[Work to complete]: Work through the data below and give the number of lines holding "Mode", nothing more.

[Information shown]:
──────
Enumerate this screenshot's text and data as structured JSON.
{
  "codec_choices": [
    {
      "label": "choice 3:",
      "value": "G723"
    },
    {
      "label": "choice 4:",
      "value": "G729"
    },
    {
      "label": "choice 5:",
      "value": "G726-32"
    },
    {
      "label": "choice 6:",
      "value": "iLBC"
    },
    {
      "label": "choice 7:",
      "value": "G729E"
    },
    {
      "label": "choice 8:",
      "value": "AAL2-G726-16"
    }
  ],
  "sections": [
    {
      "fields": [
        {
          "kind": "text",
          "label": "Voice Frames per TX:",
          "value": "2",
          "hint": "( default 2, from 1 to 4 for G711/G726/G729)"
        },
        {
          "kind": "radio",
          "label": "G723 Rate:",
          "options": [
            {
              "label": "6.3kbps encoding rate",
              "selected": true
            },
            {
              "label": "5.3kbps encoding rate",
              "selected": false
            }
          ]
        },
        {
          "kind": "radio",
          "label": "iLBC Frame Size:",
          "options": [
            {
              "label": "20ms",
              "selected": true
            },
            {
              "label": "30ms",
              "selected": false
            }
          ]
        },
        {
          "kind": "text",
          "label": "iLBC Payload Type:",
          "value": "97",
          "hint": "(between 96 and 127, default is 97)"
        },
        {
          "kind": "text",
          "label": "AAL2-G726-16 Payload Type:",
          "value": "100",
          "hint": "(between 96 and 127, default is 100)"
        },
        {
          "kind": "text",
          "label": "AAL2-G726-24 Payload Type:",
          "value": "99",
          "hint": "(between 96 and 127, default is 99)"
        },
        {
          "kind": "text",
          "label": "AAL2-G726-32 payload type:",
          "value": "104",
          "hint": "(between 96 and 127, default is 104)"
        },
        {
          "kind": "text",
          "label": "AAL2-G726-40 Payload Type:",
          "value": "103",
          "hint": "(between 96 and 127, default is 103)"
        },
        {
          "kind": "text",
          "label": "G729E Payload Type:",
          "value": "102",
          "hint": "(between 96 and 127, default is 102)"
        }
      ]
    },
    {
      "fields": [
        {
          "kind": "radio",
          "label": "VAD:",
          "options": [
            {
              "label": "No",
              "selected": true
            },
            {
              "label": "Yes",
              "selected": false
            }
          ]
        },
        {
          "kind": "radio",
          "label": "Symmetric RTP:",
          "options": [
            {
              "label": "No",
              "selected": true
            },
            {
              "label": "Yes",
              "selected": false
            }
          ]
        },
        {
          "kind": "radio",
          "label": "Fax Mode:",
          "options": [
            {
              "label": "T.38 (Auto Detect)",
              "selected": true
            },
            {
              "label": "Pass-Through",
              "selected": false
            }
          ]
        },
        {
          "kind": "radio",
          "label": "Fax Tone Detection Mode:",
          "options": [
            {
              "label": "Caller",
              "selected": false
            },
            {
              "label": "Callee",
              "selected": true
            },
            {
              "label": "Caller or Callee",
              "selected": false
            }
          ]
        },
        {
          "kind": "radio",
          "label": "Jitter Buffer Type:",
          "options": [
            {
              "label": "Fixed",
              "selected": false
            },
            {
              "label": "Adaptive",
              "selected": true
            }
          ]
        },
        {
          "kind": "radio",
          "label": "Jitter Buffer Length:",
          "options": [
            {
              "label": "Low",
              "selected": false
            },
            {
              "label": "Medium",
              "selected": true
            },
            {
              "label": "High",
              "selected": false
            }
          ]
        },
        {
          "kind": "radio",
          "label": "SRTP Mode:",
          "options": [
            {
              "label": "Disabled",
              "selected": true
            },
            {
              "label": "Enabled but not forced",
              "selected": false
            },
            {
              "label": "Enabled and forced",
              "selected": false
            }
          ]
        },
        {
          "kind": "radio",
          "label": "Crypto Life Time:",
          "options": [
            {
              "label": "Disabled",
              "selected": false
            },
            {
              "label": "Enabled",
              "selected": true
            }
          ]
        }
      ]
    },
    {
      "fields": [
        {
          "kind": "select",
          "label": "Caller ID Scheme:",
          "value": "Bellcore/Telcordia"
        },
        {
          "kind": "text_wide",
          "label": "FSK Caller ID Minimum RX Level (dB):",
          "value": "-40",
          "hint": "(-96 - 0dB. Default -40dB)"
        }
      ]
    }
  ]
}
──────
[Solution]: 3